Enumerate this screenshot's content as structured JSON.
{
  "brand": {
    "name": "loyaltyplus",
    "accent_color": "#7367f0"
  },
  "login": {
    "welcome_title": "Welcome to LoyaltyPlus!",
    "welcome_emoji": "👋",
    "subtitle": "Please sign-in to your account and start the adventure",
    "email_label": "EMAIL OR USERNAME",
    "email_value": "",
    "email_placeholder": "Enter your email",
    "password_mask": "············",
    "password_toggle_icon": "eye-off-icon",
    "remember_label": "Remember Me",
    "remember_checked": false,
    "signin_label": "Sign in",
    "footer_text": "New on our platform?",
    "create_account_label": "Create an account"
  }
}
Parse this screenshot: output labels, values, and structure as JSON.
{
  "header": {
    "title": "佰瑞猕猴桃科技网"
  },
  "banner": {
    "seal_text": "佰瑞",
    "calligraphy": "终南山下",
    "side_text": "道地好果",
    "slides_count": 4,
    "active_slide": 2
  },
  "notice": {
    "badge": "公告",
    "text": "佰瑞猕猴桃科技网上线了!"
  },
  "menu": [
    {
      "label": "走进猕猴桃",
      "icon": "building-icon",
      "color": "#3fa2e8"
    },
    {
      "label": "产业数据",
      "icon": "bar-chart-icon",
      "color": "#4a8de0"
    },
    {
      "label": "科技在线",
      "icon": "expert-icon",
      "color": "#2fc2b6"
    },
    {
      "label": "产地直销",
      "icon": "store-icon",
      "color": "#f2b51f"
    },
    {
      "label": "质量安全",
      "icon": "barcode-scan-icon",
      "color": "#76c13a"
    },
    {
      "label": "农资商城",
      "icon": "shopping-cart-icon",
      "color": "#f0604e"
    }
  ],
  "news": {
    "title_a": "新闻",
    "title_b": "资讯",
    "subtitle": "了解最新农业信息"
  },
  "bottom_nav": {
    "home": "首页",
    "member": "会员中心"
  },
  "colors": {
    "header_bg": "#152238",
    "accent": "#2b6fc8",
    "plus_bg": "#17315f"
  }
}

PROBLEM TO WORK ON
Each entry above needs to be retyped exactly.

SOLUTION FOR THIS EXERCISE
Enumerate this screenshot's content as structured JSON.
{
  "brand": {
    "name": "loyaltyplus",
    "accent_color": "#7367f0"
  },
  "login": {
    "welcome_title": "Welcome to LoyaltyPlus!",
    "welcome_emoji": "👋",
    "subtitle": "Please sign-in to your account and start the adventure",
    "email_label": "EMAIL OR USERNAME",
    "email_value": "",
    "email_placeholder": "Enter your email",
    "password_mask": "············",
    "password_toggle_icon": "eye-off-icon",
    "remember_label": "Remember Me",
    "remember_checked": false,
    "signin_label": "Sign in",
    "footer_text": "New on our platform?",
    "create_account_label": "Create an account"
  }
}
Parse this screenshot: output labels, values, and structure as JSON.
{
  "header": {
    "title": "佰瑞猕猴桃科技网"
  },
  "banner": {
    "seal_text": "佰瑞",
    "calligraphy": "终南山下",
    "side_text": "道地好果",
    "slides_count": 4,
    "active_slide": 2
  },
  "notice": {
    "badge": "公告",
    "text": "佰瑞猕猴桃科技网上线了!"
  },
  "menu": [
    {
      "label": "走进猕猴桃",
      "icon": "building-icon",
      "color": "#3fa2e8"
    },
    {
      "label": "产业数据",
      "icon": "bar-chart-icon",
      "color": "#4a8de0"
    },
    {
      "label": "科技在线",
      "icon": "expert-icon",
      "color": "#2fc2b6"
    },
    {
      "label": "产地直销",
      "icon": "store-icon",
      "color": "#f2b51f"
    },
    {
      "label": "质量安全",
      "icon": "barcode-scan-icon",
      "color": "#76c13a"
    },
    {
      "label": "农资商城",
      "icon": "shopping-cart-icon",
      "color": "#f0604e"
    }
  ],
  "news": {
    "title_a": "新闻",
    "title_b": "资讯",
    "subtitle": "了解最新农业信息"
  },
  "bottom_nav": {
    "home": "首页",
    "member": "会员中心"
  },
  "colors": {
    "header_bg": "#152238",
    "accent": "#2b6fc8",
    "plus_bg": "#17315f"
  }
}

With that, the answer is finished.